→ Given exercise
Copy out every line exactly, passing over the pictures.

→ Materials provided
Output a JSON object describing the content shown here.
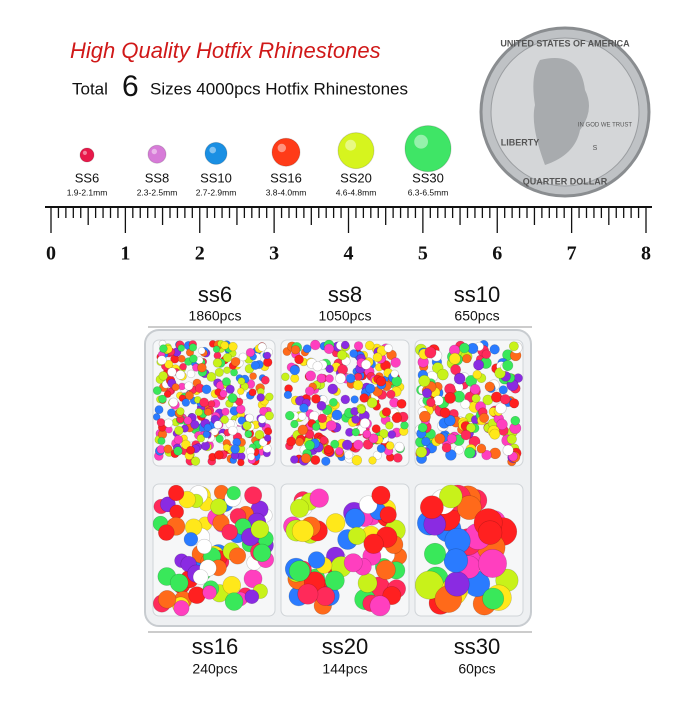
{
  "header": {
    "title": "High Quality Hotfix Rhinestones",
    "subtitle_start": "Total",
    "subtitle_number": "6",
    "subtitle_end": "Sizes 4000pcs Hotfix Rhinestones"
  },
  "sizes": [
    {
      "label": "SS6",
      "range": "1.9-2.1mm"
    },
    {
      "label": "SS8",
      "range": "2.3-2.5mm"
    },
    {
      "label": "SS10",
      "range": "2.7-2.9mm"
    },
    {
      "label": "SS16",
      "range": "3.8-4.0mm"
    },
    {
      "label": "SS20",
      "range": "4.6-4.8mm"
    },
    {
      "label": "SS30",
      "range": "6.3-6.5mm"
    }
  ],
  "coin": {
    "top": "UNITED STATES OF AMERICA",
    "liberty": "LIBERTY",
    "motto": "IN GOD WE TRUST",
    "bottom": "QUARTER DOLLAR",
    "mint": "S"
  },
  "ruler": {
    "labels": [
      0,
      1,
      2,
      3,
      4,
      5,
      6,
      7,
      8
    ]
  },
  "compartments": [
    {
      "name": "ss6",
      "count": "1860pcs"
    },
    {
      "name": "ss8",
      "count": "1050pcs"
    },
    {
      "name": "ss10",
      "count": "650pcs"
    },
    {
      "name": "ss16",
      "count": "240pcs"
    },
    {
      "name": "ss20",
      "count": "144pcs"
    },
    {
      "name": "ss30",
      "count": "60pcs"
    }
  ]
}
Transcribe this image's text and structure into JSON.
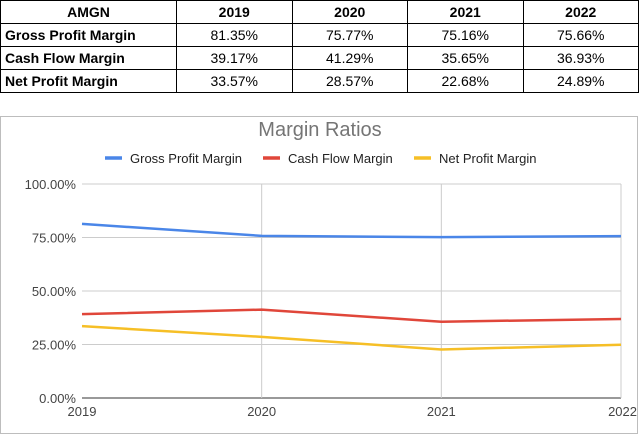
{
  "table": {
    "headers": [
      "AMGN",
      "2019",
      "2020",
      "2021",
      "2022"
    ],
    "rows": [
      {
        "label": "Gross Profit Margin",
        "values": [
          "81.35%",
          "75.77%",
          "75.16%",
          "75.66%"
        ]
      },
      {
        "label": "Cash Flow Margin",
        "values": [
          "39.17%",
          "41.29%",
          "35.65%",
          "36.93%"
        ]
      },
      {
        "label": "Net Profit Margin",
        "values": [
          "33.57%",
          "28.57%",
          "22.68%",
          "24.89%"
        ]
      }
    ]
  },
  "chart_data": {
    "type": "line",
    "title": "Margin Ratios",
    "categories": [
      "2019",
      "2020",
      "2021",
      "2022"
    ],
    "series": [
      {
        "name": "Gross Profit Margin",
        "values": [
          81.35,
          75.77,
          75.16,
          75.66
        ],
        "color": "#4a86e8"
      },
      {
        "name": "Cash Flow Margin",
        "values": [
          39.17,
          41.29,
          35.65,
          36.93
        ],
        "color": "#e0463a"
      },
      {
        "name": "Net Profit Margin",
        "values": [
          33.57,
          28.57,
          22.68,
          24.89
        ],
        "color": "#f6bf26"
      }
    ],
    "ylim": [
      0,
      100
    ],
    "yticks": [
      0,
      25,
      50,
      75,
      100
    ],
    "ytick_labels": [
      "0.00%",
      "25.00%",
      "50.00%",
      "75.00%",
      "100.00%"
    ],
    "grid": true,
    "legend": "top"
  }
}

→ Solution
Output a JSON object describing the content shown here.
{
  "header": {
    "title": "High Quality Hotfix Rhinestones",
    "subtitle_start": "Total",
    "subtitle_number": "6",
    "subtitle_end": "Sizes 4000pcs Hotfix Rhinestones"
  },
  "sizes": [
    {
      "label": "SS6",
      "range": "1.9-2.1mm"
    },
    {
      "label": "SS8",
      "range": "2.3-2.5mm"
    },
    {
      "label": "SS10",
      "range": "2.7-2.9mm"
    },
    {
      "label": "SS16",
      "range": "3.8-4.0mm"
    },
    {
      "label": "SS20",
      "range": "4.6-4.8mm"
    },
    {
      "label": "SS30",
      "range": "6.3-6.5mm"
    }
  ],
  "coin": {
    "top": "UNITED STATES OF AMERICA",
    "liberty": "LIBERTY",
    "motto": "IN GOD WE TRUST",
    "bottom": "QUARTER DOLLAR",
    "mint": "S"
  },
  "ruler": {
    "labels": [
      0,
      1,
      2,
      3,
      4,
      5,
      6,
      7,
      8
    ]
  },
  "compartments": [
    {
      "name": "ss6",
      "count": "1860pcs"
    },
    {
      "name": "ss8",
      "count": "1050pcs"
    },
    {
      "name": "ss10",
      "count": "650pcs"
    },
    {
      "name": "ss16",
      "count": "240pcs"
    },
    {
      "name": "ss20",
      "count": "144pcs"
    },
    {
      "name": "ss30",
      "count": "60pcs"
    }
  ]
}
Transcribe this image's text and structure into JSON.
{
  "table": {
    "headers": [
      "AMGN",
      "2019",
      "2020",
      "2021",
      "2022"
    ],
    "rows": [
      {
        "label": "Gross Profit Margin",
        "values": [
          "81.35%",
          "75.77%",
          "75.16%",
          "75.66%"
        ]
      },
      {
        "label": "Cash Flow Margin",
        "values": [
          "39.17%",
          "41.29%",
          "35.65%",
          "36.93%"
        ]
      },
      {
        "label": "Net Profit Margin",
        "values": [
          "33.57%",
          "28.57%",
          "22.68%",
          "24.89%"
        ]
      }
    ]
  },
  "chart_data": {
    "type": "line",
    "title": "Margin Ratios",
    "categories": [
      "2019",
      "2020",
      "2021",
      "2022"
    ],
    "series": [
      {
        "name": "Gross Profit Margin",
        "values": [
          81.35,
          75.77,
          75.16,
          75.66
        ],
        "color": "#4a86e8"
      },
      {
        "name": "Cash Flow Margin",
        "values": [
          39.17,
          41.29,
          35.65,
          36.93
        ],
        "color": "#e0463a"
      },
      {
        "name": "Net Profit Margin",
        "values": [
          33.57,
          28.57,
          22.68,
          24.89
        ],
        "color": "#f6bf26"
      }
    ],
    "ylim": [
      0,
      100
    ],
    "yticks": [
      0,
      25,
      50,
      75,
      100
    ],
    "ytick_labels": [
      "0.00%",
      "25.00%",
      "50.00%",
      "75.00%",
      "100.00%"
    ],
    "grid": true,
    "legend": "top"
  }
}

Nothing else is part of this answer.